INSTRUCTIONS FOR THE TASK: Gather the lines that hold the string "label".

Excerpts from a figure dataset:
▬▬▬▬▬▬▬▬▬▬
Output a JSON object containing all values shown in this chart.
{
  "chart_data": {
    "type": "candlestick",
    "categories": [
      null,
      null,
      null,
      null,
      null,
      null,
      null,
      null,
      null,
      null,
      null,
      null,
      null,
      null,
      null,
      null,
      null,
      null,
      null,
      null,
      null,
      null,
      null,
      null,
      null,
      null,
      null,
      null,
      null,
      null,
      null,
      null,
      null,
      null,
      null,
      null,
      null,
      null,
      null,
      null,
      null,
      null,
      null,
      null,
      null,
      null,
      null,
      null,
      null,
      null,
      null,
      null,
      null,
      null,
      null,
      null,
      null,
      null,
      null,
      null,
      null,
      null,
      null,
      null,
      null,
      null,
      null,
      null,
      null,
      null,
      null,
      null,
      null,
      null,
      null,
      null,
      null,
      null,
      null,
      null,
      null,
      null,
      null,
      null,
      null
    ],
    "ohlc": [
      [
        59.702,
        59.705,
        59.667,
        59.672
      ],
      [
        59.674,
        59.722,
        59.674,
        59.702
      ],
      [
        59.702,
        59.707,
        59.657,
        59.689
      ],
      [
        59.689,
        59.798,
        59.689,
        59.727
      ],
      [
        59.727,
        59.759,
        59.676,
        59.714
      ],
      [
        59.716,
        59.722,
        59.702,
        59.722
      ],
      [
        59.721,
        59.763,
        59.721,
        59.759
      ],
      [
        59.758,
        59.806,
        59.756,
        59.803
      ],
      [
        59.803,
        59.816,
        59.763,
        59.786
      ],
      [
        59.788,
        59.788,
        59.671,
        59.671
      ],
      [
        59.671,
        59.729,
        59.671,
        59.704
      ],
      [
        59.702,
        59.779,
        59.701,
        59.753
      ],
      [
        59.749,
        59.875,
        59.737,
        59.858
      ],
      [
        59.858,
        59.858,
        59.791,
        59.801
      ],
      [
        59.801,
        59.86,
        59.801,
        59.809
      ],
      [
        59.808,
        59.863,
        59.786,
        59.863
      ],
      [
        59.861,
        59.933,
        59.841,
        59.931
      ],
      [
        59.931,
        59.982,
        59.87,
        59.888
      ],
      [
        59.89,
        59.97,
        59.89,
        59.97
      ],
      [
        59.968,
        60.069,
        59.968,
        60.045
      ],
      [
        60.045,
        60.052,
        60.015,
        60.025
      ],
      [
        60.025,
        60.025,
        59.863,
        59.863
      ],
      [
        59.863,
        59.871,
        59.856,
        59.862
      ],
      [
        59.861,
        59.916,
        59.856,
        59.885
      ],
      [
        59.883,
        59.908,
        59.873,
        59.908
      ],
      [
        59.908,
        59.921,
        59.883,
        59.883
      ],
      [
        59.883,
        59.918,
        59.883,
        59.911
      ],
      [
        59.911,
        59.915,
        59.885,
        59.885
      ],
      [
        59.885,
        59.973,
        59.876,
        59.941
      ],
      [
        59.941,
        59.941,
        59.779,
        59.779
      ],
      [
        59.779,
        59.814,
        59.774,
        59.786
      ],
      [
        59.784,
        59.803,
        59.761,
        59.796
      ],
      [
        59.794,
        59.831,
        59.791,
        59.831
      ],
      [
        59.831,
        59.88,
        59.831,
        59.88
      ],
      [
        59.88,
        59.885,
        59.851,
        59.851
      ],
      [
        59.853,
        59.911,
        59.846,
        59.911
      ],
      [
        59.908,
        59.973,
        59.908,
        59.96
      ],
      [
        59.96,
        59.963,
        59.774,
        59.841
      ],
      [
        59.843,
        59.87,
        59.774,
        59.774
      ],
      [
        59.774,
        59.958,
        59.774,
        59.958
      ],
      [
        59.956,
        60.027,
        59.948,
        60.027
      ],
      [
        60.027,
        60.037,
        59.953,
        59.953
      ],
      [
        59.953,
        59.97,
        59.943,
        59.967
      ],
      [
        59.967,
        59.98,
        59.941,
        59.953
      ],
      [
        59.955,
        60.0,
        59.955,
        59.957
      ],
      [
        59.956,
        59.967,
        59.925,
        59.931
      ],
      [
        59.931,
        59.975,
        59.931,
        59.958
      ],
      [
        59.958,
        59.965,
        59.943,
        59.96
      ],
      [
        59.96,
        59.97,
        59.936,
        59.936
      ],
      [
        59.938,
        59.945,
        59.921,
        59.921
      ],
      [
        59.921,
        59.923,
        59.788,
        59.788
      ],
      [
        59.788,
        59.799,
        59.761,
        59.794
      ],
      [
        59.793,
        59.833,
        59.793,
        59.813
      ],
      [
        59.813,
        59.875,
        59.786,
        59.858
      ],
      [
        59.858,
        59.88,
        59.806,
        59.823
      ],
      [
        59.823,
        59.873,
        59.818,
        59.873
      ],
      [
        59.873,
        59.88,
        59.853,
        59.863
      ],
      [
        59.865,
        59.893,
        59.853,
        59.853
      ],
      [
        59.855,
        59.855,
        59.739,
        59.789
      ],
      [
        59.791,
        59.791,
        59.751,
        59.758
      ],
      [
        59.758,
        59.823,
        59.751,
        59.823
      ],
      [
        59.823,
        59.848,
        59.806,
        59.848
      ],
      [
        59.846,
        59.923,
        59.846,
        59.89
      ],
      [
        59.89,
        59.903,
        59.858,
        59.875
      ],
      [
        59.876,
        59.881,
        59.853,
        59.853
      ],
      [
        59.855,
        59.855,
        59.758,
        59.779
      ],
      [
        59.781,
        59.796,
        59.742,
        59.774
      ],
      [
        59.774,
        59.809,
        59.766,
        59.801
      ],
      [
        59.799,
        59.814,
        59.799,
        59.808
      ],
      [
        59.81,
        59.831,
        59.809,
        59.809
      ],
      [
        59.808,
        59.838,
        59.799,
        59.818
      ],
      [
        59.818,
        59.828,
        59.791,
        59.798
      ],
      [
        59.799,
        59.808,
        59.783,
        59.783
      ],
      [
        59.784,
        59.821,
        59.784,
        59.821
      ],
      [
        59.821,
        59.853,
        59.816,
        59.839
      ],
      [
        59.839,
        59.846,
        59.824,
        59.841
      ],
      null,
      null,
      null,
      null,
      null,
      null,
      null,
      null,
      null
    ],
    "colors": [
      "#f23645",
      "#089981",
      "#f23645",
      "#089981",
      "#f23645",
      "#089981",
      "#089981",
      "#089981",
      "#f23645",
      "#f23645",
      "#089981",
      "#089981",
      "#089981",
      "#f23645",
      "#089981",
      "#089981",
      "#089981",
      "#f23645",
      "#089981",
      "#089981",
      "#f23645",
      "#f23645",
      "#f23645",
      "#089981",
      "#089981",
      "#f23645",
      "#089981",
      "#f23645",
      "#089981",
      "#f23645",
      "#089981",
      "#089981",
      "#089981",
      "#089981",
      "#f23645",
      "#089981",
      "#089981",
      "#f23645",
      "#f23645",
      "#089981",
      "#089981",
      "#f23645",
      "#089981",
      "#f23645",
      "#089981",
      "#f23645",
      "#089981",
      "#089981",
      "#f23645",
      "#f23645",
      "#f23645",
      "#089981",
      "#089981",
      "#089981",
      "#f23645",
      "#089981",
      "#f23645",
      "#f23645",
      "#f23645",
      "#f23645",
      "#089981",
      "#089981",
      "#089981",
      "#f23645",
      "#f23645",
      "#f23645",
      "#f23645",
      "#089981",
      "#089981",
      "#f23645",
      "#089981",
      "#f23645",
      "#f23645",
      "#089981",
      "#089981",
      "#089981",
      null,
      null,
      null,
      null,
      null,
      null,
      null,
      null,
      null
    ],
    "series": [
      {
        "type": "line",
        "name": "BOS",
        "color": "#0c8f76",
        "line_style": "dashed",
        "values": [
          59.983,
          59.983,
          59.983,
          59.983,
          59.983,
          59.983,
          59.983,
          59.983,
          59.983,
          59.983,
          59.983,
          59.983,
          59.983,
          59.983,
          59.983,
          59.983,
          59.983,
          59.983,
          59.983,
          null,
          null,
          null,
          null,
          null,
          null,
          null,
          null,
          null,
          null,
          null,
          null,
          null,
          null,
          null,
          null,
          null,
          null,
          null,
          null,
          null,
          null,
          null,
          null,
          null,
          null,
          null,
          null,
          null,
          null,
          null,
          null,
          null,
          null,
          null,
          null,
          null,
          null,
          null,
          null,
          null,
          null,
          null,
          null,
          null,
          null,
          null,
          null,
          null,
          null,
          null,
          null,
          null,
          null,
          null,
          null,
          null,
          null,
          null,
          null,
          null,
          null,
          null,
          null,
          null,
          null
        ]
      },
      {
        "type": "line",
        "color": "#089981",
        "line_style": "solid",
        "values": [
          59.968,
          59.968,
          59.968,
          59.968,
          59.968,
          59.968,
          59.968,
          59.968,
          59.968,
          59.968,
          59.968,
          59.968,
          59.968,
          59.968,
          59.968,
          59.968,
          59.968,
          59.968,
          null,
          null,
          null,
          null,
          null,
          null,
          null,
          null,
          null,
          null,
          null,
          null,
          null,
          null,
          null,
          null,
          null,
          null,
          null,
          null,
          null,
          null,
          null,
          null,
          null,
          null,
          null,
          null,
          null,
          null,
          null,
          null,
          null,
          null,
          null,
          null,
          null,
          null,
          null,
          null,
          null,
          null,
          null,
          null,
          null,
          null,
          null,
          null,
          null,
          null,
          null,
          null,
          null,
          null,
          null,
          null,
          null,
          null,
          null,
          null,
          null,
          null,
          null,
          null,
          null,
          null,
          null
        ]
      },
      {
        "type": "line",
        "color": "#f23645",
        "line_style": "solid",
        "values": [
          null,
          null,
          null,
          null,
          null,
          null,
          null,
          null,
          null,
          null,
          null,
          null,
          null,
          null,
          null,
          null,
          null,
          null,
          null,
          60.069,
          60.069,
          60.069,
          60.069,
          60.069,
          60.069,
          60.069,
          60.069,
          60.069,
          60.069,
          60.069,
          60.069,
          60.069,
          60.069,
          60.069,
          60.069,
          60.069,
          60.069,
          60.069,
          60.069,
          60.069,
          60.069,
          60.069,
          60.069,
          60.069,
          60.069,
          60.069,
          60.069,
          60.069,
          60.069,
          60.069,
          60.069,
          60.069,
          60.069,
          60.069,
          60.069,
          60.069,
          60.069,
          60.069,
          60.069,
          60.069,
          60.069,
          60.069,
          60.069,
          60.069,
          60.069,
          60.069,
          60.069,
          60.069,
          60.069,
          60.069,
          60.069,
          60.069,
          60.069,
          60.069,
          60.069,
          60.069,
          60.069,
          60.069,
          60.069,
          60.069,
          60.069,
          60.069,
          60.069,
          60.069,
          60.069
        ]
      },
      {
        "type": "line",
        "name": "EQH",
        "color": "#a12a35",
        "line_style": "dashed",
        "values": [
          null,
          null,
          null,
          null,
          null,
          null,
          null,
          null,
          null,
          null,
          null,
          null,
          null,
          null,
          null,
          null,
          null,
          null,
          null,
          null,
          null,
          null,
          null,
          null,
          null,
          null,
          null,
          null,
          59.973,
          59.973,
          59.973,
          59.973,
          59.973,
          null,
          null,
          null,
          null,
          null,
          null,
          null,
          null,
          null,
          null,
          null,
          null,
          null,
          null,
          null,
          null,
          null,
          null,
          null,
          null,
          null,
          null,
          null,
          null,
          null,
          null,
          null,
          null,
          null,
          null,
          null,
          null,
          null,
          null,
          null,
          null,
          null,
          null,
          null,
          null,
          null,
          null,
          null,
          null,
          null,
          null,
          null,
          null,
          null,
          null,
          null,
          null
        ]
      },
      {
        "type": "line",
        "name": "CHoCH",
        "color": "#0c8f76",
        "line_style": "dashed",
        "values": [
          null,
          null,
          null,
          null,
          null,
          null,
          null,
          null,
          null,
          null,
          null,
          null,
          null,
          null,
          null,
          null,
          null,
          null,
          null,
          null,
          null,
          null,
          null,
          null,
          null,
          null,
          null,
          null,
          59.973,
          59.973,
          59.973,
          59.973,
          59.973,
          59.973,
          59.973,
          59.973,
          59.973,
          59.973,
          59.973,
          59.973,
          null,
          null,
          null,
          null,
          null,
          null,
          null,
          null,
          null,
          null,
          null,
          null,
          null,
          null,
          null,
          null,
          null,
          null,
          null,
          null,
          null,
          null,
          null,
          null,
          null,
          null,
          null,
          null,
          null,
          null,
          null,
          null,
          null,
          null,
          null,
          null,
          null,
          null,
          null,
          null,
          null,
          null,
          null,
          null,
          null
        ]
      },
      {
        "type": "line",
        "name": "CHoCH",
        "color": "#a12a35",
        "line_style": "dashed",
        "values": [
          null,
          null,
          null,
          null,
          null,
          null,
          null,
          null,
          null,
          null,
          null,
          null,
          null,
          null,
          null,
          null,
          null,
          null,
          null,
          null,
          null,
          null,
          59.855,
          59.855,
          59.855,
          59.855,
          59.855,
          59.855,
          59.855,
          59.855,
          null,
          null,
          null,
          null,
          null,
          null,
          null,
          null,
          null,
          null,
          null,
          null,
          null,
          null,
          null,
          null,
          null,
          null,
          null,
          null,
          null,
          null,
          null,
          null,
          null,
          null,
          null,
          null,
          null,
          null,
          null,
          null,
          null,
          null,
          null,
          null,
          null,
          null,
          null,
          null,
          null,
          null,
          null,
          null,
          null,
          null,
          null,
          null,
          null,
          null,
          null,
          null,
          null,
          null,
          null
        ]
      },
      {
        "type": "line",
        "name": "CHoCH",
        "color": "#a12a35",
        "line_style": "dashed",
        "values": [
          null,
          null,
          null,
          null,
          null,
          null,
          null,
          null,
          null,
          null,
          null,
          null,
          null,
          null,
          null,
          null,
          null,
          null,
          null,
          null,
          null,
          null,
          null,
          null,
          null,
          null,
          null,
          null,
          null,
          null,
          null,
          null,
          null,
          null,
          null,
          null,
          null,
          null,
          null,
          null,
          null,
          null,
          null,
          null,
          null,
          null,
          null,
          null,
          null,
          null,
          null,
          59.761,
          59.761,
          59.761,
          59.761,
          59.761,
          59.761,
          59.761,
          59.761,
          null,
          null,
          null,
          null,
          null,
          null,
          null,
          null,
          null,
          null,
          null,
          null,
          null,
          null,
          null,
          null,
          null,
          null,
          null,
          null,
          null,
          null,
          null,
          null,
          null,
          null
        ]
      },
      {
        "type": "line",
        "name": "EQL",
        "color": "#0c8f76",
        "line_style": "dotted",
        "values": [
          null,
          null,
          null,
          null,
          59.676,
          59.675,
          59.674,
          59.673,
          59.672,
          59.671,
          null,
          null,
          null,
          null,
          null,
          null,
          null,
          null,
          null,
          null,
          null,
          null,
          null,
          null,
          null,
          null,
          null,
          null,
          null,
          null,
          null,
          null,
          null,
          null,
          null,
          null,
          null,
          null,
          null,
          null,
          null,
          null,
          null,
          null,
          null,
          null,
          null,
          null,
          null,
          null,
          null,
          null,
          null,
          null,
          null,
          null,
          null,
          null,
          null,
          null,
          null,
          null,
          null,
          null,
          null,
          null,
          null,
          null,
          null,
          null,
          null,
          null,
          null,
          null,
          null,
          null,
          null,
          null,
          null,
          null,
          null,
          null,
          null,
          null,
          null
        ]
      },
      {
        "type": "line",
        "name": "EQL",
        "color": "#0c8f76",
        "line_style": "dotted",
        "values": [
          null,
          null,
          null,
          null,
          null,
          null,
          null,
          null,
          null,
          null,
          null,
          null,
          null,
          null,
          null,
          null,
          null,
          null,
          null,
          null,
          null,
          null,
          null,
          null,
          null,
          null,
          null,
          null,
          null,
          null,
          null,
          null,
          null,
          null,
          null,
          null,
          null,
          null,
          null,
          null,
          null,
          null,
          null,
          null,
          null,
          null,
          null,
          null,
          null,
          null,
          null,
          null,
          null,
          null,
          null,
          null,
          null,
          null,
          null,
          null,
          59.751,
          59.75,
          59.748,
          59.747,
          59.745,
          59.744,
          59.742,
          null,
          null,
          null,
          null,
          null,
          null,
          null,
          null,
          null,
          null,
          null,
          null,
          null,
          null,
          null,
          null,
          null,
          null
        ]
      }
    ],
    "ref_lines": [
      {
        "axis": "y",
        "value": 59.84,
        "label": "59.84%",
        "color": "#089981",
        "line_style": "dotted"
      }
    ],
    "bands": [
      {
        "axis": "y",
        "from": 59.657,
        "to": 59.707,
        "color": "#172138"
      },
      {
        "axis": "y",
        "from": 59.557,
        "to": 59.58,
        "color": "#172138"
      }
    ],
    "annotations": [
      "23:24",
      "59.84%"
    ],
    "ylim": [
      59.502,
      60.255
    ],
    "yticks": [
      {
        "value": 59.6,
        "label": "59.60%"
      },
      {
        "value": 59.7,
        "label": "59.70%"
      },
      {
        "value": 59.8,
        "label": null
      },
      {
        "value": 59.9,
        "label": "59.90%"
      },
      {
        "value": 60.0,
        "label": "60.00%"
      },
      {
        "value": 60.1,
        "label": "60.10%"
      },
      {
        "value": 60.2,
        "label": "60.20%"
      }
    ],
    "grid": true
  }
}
▬▬▬▬▬▬▬▬▬▬
EXERCISE RESPONSE:
        "label": "59.84%",
        "label": "59.60%"
        "label": "59.70%"
        "label": null
        "label": "59.90%"
        "label": "60.00%"
        "label": "60.10%"
        "label": "60.20%"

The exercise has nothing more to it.